● Aim
Pull every line that holds the word "caption" from the entries.

● Data in this exercise
═══

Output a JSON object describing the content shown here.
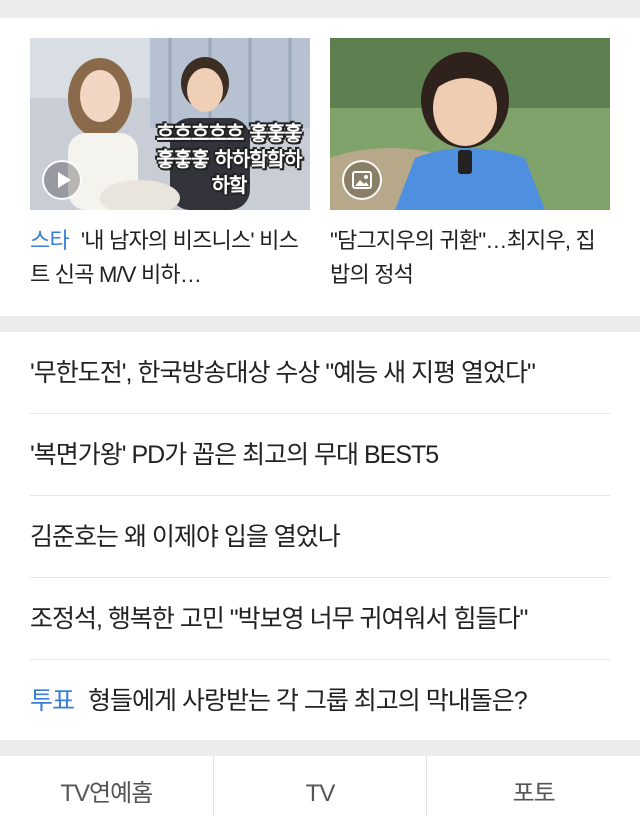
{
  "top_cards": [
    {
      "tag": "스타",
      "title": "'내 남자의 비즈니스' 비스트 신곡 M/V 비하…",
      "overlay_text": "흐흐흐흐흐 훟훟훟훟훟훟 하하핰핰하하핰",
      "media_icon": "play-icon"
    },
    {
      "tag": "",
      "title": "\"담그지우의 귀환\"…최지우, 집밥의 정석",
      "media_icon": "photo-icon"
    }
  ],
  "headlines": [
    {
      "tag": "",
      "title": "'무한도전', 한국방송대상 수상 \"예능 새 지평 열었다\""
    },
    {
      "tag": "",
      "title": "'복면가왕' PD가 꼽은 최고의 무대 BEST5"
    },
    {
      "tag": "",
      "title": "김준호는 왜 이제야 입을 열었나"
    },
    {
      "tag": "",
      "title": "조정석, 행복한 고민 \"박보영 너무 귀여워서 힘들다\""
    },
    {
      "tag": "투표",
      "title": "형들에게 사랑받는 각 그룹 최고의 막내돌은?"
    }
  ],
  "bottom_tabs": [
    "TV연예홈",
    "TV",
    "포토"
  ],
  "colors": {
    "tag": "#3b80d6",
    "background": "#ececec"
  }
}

═══

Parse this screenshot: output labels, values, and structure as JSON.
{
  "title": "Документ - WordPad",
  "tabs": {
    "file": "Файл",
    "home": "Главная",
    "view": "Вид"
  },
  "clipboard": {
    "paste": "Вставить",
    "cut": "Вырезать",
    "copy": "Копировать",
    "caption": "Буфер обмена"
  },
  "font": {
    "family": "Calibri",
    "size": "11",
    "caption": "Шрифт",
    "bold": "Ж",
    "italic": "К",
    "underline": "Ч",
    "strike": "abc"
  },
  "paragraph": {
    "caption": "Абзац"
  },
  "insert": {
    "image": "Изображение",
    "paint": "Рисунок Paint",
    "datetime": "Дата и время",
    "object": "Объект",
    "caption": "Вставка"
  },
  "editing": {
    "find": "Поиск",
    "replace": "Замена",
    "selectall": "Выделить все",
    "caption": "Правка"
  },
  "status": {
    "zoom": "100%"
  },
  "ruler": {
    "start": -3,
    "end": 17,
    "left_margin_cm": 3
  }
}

═══

● The output
    "caption": "Буфер обмена"
    "caption": "Шрифт",
    "caption": "Абзац"
    "caption": "Вставка"
    "caption": "Правка"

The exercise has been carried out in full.